Source records:

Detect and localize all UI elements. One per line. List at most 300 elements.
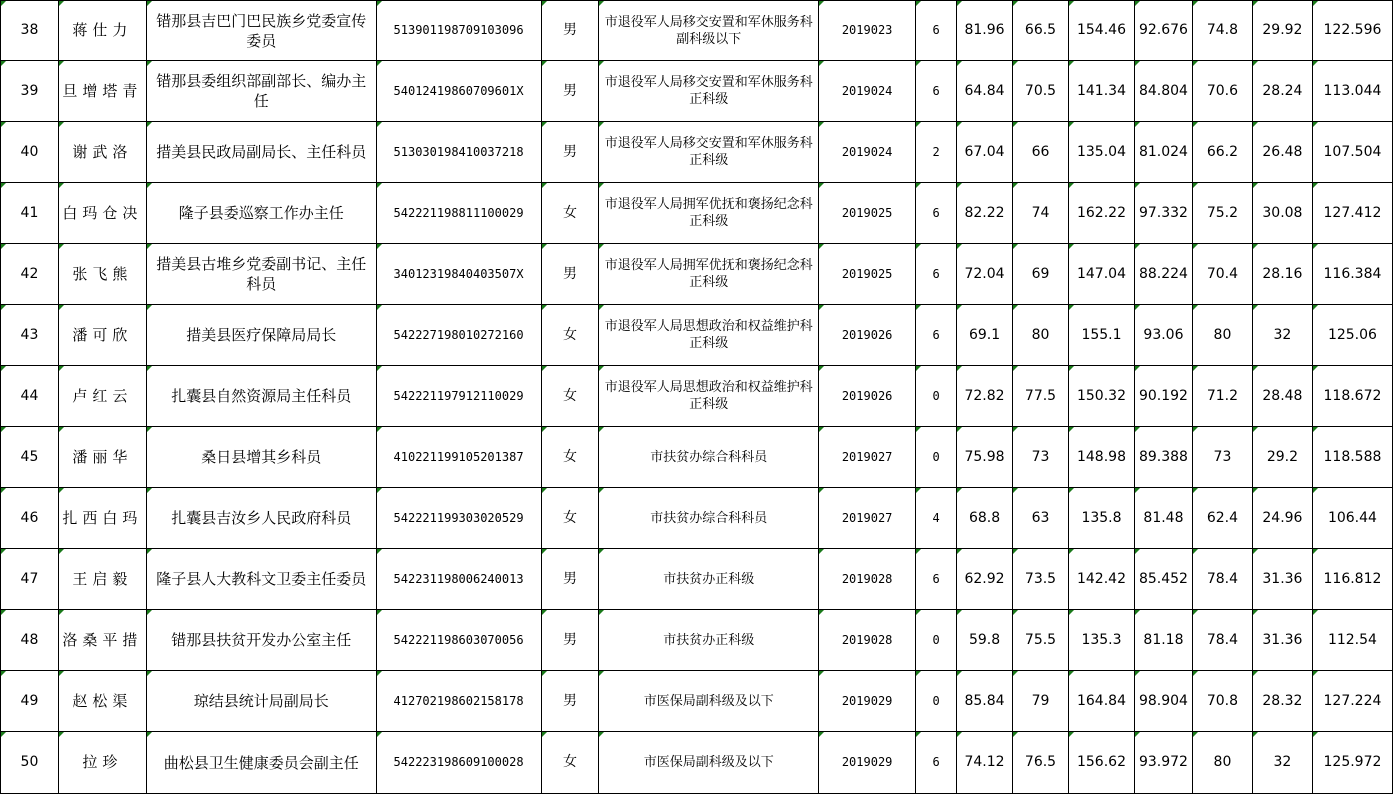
cell-corner-marker <box>1193 183 1198 188</box>
cell-corner-marker <box>542 1 547 6</box>
cell-corner-marker <box>59 671 64 676</box>
cell-corner-marker <box>1 1 6 6</box>
cell-corner-marker <box>542 122 547 127</box>
position-code-cell: 2019024 <box>819 61 916 122</box>
cell-corner-marker <box>377 549 382 554</box>
cell-corner-marker <box>1193 671 1198 676</box>
cell-corner-marker <box>957 1 962 6</box>
cell-corner-marker <box>957 366 962 371</box>
written-sum-cell: 162.22 <box>1069 183 1135 244</box>
unit-cell: 扎囊县吉汝乡人民政府科员 <box>146 488 376 549</box>
total-score-cell: 116.384 <box>1312 244 1392 305</box>
interview-score-cell: 74.8 <box>1192 1 1252 61</box>
cell-corner-marker <box>1069 244 1074 249</box>
weighted-interview-cell: 26.48 <box>1252 122 1312 183</box>
cell-corner-marker <box>819 183 824 188</box>
cell-corner-marker <box>1193 1 1198 6</box>
row-number-cell: 43 <box>1 305 59 366</box>
cell-corner-marker <box>1135 244 1140 249</box>
position-code-cell: 2019026 <box>819 366 916 427</box>
cell-corner-marker <box>1135 610 1140 615</box>
cell-corner-marker <box>1 305 6 310</box>
position-code-cell: 2019027 <box>819 427 916 488</box>
cell-corner-marker <box>599 305 604 310</box>
cell-corner-marker <box>1313 366 1318 371</box>
table-row <box>1 61 1393 122</box>
written-score-2-cell: 76.5 <box>1013 732 1069 794</box>
cell-corner-marker <box>1013 1 1018 6</box>
interview-score-cell: 75.2 <box>1192 183 1252 244</box>
cell-corner-marker <box>147 122 152 127</box>
total-score-cell: 107.504 <box>1312 122 1392 183</box>
interview-score-cell: 66.2 <box>1192 122 1252 183</box>
unit-cell: 扎囊县自然资源局主任科员 <box>146 366 376 427</box>
cell-corner-marker <box>1253 549 1258 554</box>
position-cell: 市扶贫办正科级 <box>599 610 819 671</box>
cell-corner-marker <box>819 305 824 310</box>
cell-corner-marker <box>59 305 64 310</box>
table-row <box>1 732 1393 794</box>
cell-corner-marker <box>957 488 962 493</box>
gender-cell: 男 <box>541 1 599 61</box>
unit-cell: 琼结县统计局副局长 <box>146 671 376 732</box>
bonus-score-cell: 2 <box>916 122 957 183</box>
cell-corner-marker <box>1013 61 1018 66</box>
written-score-1-cell: 72.04 <box>957 244 1013 305</box>
cell-corner-marker <box>916 671 921 676</box>
cell-corner-marker <box>957 671 962 676</box>
cell-corner-marker <box>599 549 604 554</box>
cell-corner-marker <box>1253 305 1258 310</box>
cell-corner-marker <box>1313 610 1318 615</box>
written-score-1-cell: 64.84 <box>957 61 1013 122</box>
cell-corner-marker <box>1313 244 1318 249</box>
cell-corner-marker <box>957 183 962 188</box>
unit-cell: 曲松县卫生健康委员会副主任 <box>146 732 376 794</box>
gender-cell: 男 <box>541 671 599 732</box>
interview-score-cell: 70.4 <box>1192 244 1252 305</box>
cell-corner-marker <box>1313 183 1318 188</box>
cell-corner-marker <box>1013 427 1018 432</box>
weighted-interview-cell: 32 <box>1252 732 1312 794</box>
cell-corner-marker <box>147 488 152 493</box>
row-number-cell: 44 <box>1 366 59 427</box>
cell-corner-marker <box>599 610 604 615</box>
cell-corner-marker <box>147 305 152 310</box>
table-row <box>1 1 1393 61</box>
cell-corner-marker <box>957 305 962 310</box>
weighted-written-cell: 81.18 <box>1134 610 1192 671</box>
cell-corner-marker <box>377 610 382 615</box>
table-row <box>1 488 1393 549</box>
interview-score-cell: 78.4 <box>1192 549 1252 610</box>
cell-corner-marker <box>599 244 604 249</box>
row-number-cell: 41 <box>1 183 59 244</box>
cell-corner-marker <box>542 244 547 249</box>
cell-corner-marker <box>1069 305 1074 310</box>
cell-corner-marker <box>1135 732 1140 737</box>
cell-corner-marker <box>599 427 604 432</box>
cell-corner-marker <box>59 61 64 66</box>
cell-corner-marker <box>1135 549 1140 554</box>
cell-corner-marker <box>1313 122 1318 127</box>
interview-score-cell: 80 <box>1192 732 1252 794</box>
cell-corner-marker <box>1069 61 1074 66</box>
cell-corner-marker <box>542 61 547 66</box>
cell-corner-marker <box>1135 61 1140 66</box>
cell-corner-marker <box>1193 427 1198 432</box>
weighted-written-cell: 90.192 <box>1134 366 1192 427</box>
cell-corner-marker <box>1135 183 1140 188</box>
bonus-score-cell: 0 <box>916 366 957 427</box>
cell-corner-marker <box>599 732 604 737</box>
weighted-written-cell: 85.452 <box>1134 549 1192 610</box>
cell-corner-marker <box>1313 1 1318 6</box>
cell-corner-marker <box>916 610 921 615</box>
written-score-1-cell: 59.8 <box>957 610 1013 671</box>
table-row <box>1 244 1393 305</box>
gender-cell: 女 <box>541 427 599 488</box>
cell-corner-marker <box>957 732 962 737</box>
cell-corner-marker <box>59 610 64 615</box>
cell-corner-marker <box>1 61 6 66</box>
cell-corner-marker <box>1253 732 1258 737</box>
cell-corner-marker <box>1013 305 1018 310</box>
gender-cell: 女 <box>541 732 599 794</box>
gender-cell: 女 <box>541 183 599 244</box>
name-cell: 旦增塔青 <box>58 61 146 122</box>
cell-corner-marker <box>819 427 824 432</box>
cell-corner-marker <box>1193 732 1198 737</box>
id-number-cell: 542221198603070056 <box>376 610 541 671</box>
position-cell: 市医保局副科级及以下 <box>599 671 819 732</box>
cell-corner-marker <box>916 488 921 493</box>
weighted-interview-cell: 28.48 <box>1252 366 1312 427</box>
weighted-interview-cell: 31.36 <box>1252 549 1312 610</box>
weighted-interview-cell: 29.2 <box>1252 427 1312 488</box>
written-sum-cell: 141.34 <box>1069 61 1135 122</box>
cell-corner-marker <box>599 366 604 371</box>
written-sum-cell: 154.46 <box>1069 1 1135 61</box>
total-score-cell: 125.972 <box>1312 732 1392 794</box>
interview-score-cell: 73 <box>1192 427 1252 488</box>
name-cell: 潘可欣 <box>58 305 146 366</box>
id-number-cell: 542221197912110029 <box>376 366 541 427</box>
bonus-score-cell: 6 <box>916 244 957 305</box>
cell-corner-marker <box>1253 183 1258 188</box>
weighted-written-cell: 89.388 <box>1134 427 1192 488</box>
cell-corner-marker <box>819 671 824 676</box>
cell-corner-marker <box>819 366 824 371</box>
position-code-cell: 2019023 <box>819 1 916 61</box>
cell-corner-marker <box>1013 488 1018 493</box>
cell-corner-marker <box>59 488 64 493</box>
cell-corner-marker <box>916 1 921 6</box>
written-sum-cell: 155.1 <box>1069 305 1135 366</box>
written-sum-cell: 156.62 <box>1069 732 1135 794</box>
cell-corner-marker <box>916 61 921 66</box>
written-score-1-cell: 81.96 <box>957 1 1013 61</box>
id-number-cell: 410221199105201387 <box>376 427 541 488</box>
weighted-interview-cell: 28.32 <box>1252 671 1312 732</box>
written-score-2-cell: 77.5 <box>1013 366 1069 427</box>
row-number-cell: 39 <box>1 61 59 122</box>
interview-score-cell: 70.8 <box>1192 671 1252 732</box>
cell-corner-marker <box>377 305 382 310</box>
cell-corner-marker <box>542 610 547 615</box>
id-number-cell: 542231198006240013 <box>376 549 541 610</box>
row-number-cell: 47 <box>1 549 59 610</box>
cell-corner-marker <box>1313 732 1318 737</box>
table-row <box>1 122 1393 183</box>
cell-corner-marker <box>542 732 547 737</box>
unit-cell: 错那县扶贫开发办公室主任 <box>146 610 376 671</box>
written-sum-cell: 164.84 <box>1069 671 1135 732</box>
cell-corner-marker <box>1069 732 1074 737</box>
position-cell: 市扶贫办正科级 <box>599 549 819 610</box>
cell-corner-marker <box>147 1 152 6</box>
cell-corner-marker <box>59 183 64 188</box>
total-score-cell: 127.224 <box>1312 671 1392 732</box>
cell-corner-marker <box>1193 122 1198 127</box>
row-number-cell: 40 <box>1 122 59 183</box>
bonus-score-cell: 6 <box>916 183 957 244</box>
cell-corner-marker <box>147 610 152 615</box>
table-row <box>1 671 1393 732</box>
unit-cell: 隆子县人大教科文卫委主任委员 <box>146 549 376 610</box>
id-number-cell: 542221199303020529 <box>376 488 541 549</box>
interview-score-cell: 78.4 <box>1192 610 1252 671</box>
cell-corner-marker <box>819 549 824 554</box>
cell-corner-marker <box>377 122 382 127</box>
cell-corner-marker <box>147 366 152 371</box>
written-score-2-cell: 66 <box>1013 122 1069 183</box>
cell-corner-marker <box>1253 610 1258 615</box>
table-row <box>1 610 1393 671</box>
position-code-cell: 2019029 <box>819 671 916 732</box>
cell-corner-marker <box>377 61 382 66</box>
cell-corner-marker <box>1253 122 1258 127</box>
cell-corner-marker <box>1069 671 1074 676</box>
id-number-cell: 412702198602158178 <box>376 671 541 732</box>
total-score-cell: 106.44 <box>1312 488 1392 549</box>
bonus-score-cell: 6 <box>916 305 957 366</box>
cell-corner-marker <box>1069 488 1074 493</box>
written-sum-cell: 142.42 <box>1069 549 1135 610</box>
gender-cell: 女 <box>541 305 599 366</box>
cell-corner-marker <box>377 427 382 432</box>
cell-corner-marker <box>377 488 382 493</box>
cell-corner-marker <box>916 183 921 188</box>
cell-corner-marker <box>147 671 152 676</box>
written-score-1-cell: 74.12 <box>957 732 1013 794</box>
cell-corner-marker <box>377 366 382 371</box>
cell-corner-marker <box>1193 244 1198 249</box>
cell-corner-marker <box>59 366 64 371</box>
unit-cell: 隆子县委巡察工作办主任 <box>146 183 376 244</box>
written-score-2-cell: 63 <box>1013 488 1069 549</box>
position-cell: 市退役军人局拥军优抚和褒扬纪念科正科级 <box>599 244 819 305</box>
cell-corner-marker <box>1135 366 1140 371</box>
cell-corner-marker <box>1 122 6 127</box>
interview-score-cell: 80 <box>1192 305 1252 366</box>
cell-corner-marker <box>59 244 64 249</box>
weighted-interview-cell: 28.24 <box>1252 61 1312 122</box>
interview-score-cell: 70.6 <box>1192 61 1252 122</box>
cell-corner-marker <box>1193 549 1198 554</box>
cell-corner-marker <box>957 549 962 554</box>
cell-corner-marker <box>1253 61 1258 66</box>
cell-corner-marker <box>1313 427 1318 432</box>
written-score-1-cell: 62.92 <box>957 549 1013 610</box>
cell-corner-marker <box>1 549 6 554</box>
bonus-score-cell: 4 <box>916 488 957 549</box>
interview-score-cell: 71.2 <box>1192 366 1252 427</box>
id-number-cell: 34012319840403507X <box>376 244 541 305</box>
id-number-cell: 542227198010272160 <box>376 305 541 366</box>
gender-cell: 男 <box>541 549 599 610</box>
bonus-score-cell: 0 <box>916 671 957 732</box>
unit-cell: 措美县医疗保障局局长 <box>146 305 376 366</box>
written-score-1-cell: 69.1 <box>957 305 1013 366</box>
cell-corner-marker <box>1313 61 1318 66</box>
cell-corner-marker <box>819 244 824 249</box>
cell-corner-marker <box>1313 671 1318 676</box>
table-row <box>1 366 1393 427</box>
weighted-written-cell: 93.972 <box>1134 732 1192 794</box>
cell-corner-marker <box>542 183 547 188</box>
position-cell: 市退役军人局移交安置和军休服务科正科级 <box>599 61 819 122</box>
cell-corner-marker <box>147 549 152 554</box>
written-score-2-cell: 74 <box>1013 183 1069 244</box>
cell-corner-marker <box>957 427 962 432</box>
cell-corner-marker <box>1135 1 1140 6</box>
total-score-cell: 125.06 <box>1312 305 1392 366</box>
written-sum-cell: 135.3 <box>1069 610 1135 671</box>
cell-corner-marker <box>1013 183 1018 188</box>
total-score-cell: 118.588 <box>1312 427 1392 488</box>
bonus-score-cell: 6 <box>916 732 957 794</box>
cell-corner-marker <box>957 610 962 615</box>
weighted-written-cell: 81.024 <box>1134 122 1192 183</box>
cell-corner-marker <box>916 366 921 371</box>
cell-corner-marker <box>1 183 6 188</box>
cell-corner-marker <box>1135 671 1140 676</box>
name-cell: 卢红云 <box>58 366 146 427</box>
gender-cell: 男 <box>541 610 599 671</box>
row-number-cell: 49 <box>1 671 59 732</box>
gender-cell: 男 <box>541 122 599 183</box>
written-sum-cell: 135.04 <box>1069 122 1135 183</box>
written-sum-cell: 147.04 <box>1069 244 1135 305</box>
cell-corner-marker <box>1313 488 1318 493</box>
position-code-cell: 2019029 <box>819 732 916 794</box>
row-number-cell: 48 <box>1 610 59 671</box>
gender-cell: 男 <box>541 244 599 305</box>
cell-corner-marker <box>1135 305 1140 310</box>
cell-corner-marker <box>1013 549 1018 554</box>
cell-corner-marker <box>1 671 6 676</box>
cell-corner-marker <box>1013 732 1018 737</box>
written-score-1-cell: 67.04 <box>957 122 1013 183</box>
name-cell: 白玛仓决 <box>58 183 146 244</box>
cell-corner-marker <box>1069 610 1074 615</box>
cell-corner-marker <box>599 671 604 676</box>
position-code-cell: 2019025 <box>819 244 916 305</box>
id-number-cell: 513901198709103096 <box>376 1 541 61</box>
weighted-written-cell: 84.804 <box>1134 61 1192 122</box>
cell-corner-marker <box>147 732 152 737</box>
written-score-1-cell: 68.8 <box>957 488 1013 549</box>
cell-corner-marker <box>599 1 604 6</box>
written-score-2-cell: 66.5 <box>1013 1 1069 61</box>
written-score-2-cell: 70.5 <box>1013 61 1069 122</box>
cell-corner-marker <box>1013 610 1018 615</box>
cell-corner-marker <box>957 244 962 249</box>
cell-corner-marker <box>1069 122 1074 127</box>
cell-corner-marker <box>377 244 382 249</box>
gender-cell: 女 <box>541 488 599 549</box>
cell-corner-marker <box>377 1 382 6</box>
weighted-written-cell: 88.224 <box>1134 244 1192 305</box>
written-score-1-cell: 82.22 <box>957 183 1013 244</box>
total-score-cell: 113.044 <box>1312 61 1392 122</box>
bonus-score-cell: 6 <box>916 61 957 122</box>
interview-score-cell: 62.4 <box>1192 488 1252 549</box>
unit-cell: 错那县吉巴门巴民族乡党委宣传委员 <box>146 1 376 61</box>
written-score-2-cell: 79 <box>1013 671 1069 732</box>
cell-corner-marker <box>1193 305 1198 310</box>
position-cell: 市退役军人局思想政治和权益维护科正科级 <box>599 366 819 427</box>
cell-corner-marker <box>542 549 547 554</box>
cell-corner-marker <box>1013 366 1018 371</box>
row-number-cell: 42 <box>1 244 59 305</box>
table-row <box>1 549 1393 610</box>
cell-corner-marker <box>1193 610 1198 615</box>
cell-corner-marker <box>819 488 824 493</box>
name-cell: 洛桑平措 <box>58 610 146 671</box>
name-cell: 潘丽华 <box>58 427 146 488</box>
cell-corner-marker <box>1253 244 1258 249</box>
cell-corner-marker <box>377 671 382 676</box>
bonus-score-cell: 6 <box>916 549 957 610</box>
cell-corner-marker <box>542 305 547 310</box>
name-cell: 扎西白玛 <box>58 488 146 549</box>
cell-corner-marker <box>1 610 6 615</box>
written-sum-cell: 135.8 <box>1069 488 1135 549</box>
position-code-cell: 2019028 <box>819 610 916 671</box>
cell-corner-marker <box>147 427 152 432</box>
written-score-2-cell: 80 <box>1013 305 1069 366</box>
weighted-interview-cell: 29.92 <box>1252 1 1312 61</box>
cell-corner-marker <box>1193 366 1198 371</box>
position-cell: 市扶贫办综合科科员 <box>599 427 819 488</box>
cell-corner-marker <box>599 122 604 127</box>
cell-corner-marker <box>59 732 64 737</box>
position-cell: 市扶贫办综合科科员 <box>599 488 819 549</box>
cell-corner-marker <box>1 366 6 371</box>
position-code-cell: 2019025 <box>819 183 916 244</box>
cell-corner-marker <box>819 732 824 737</box>
weighted-interview-cell: 24.96 <box>1252 488 1312 549</box>
unit-cell: 措美县古堆乡党委副书记、主任科员 <box>146 244 376 305</box>
cell-corner-marker <box>1135 427 1140 432</box>
weighted-interview-cell: 32 <box>1252 305 1312 366</box>
written-score-2-cell: 75.5 <box>1013 610 1069 671</box>
weighted-written-cell: 93.06 <box>1134 305 1192 366</box>
position-cell: 市退役军人局拥军优抚和褒扬纪念科正科级 <box>599 183 819 244</box>
cell-corner-marker <box>59 122 64 127</box>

● **TASK STATEMENT**
Rewrite the part of the items that opens with the line containing "cell-corner-marker <box>1193 183" and closes with the line containing "unit-cell: 扎囊县吉汝乡人民政府科员 <box>146", changing "cell-corner-marker" to "corner-mark" and leaving everything else as it is.

● **FINISHED ANSWER**
corner-mark <box>1193 183 1198 188</box>
corner-mark <box>542 1 547 6</box>
corner-mark <box>59 671 64 676</box>
corner-mark <box>1 1 6 6</box>
corner-mark <box>542 122 547 127</box>
position-code-cell: 2019024 <box>819 61 916 122</box>
corner-mark <box>377 549 382 554</box>
corner-mark <box>1193 671 1198 676</box>
corner-mark <box>957 1 962 6</box>
corner-mark <box>957 366 962 371</box>
written-sum-cell: 162.22 <box>1069 183 1135 244</box>
unit-cell: 扎囊县吉汝乡人民政府科员 <box>146 488 376 549</box>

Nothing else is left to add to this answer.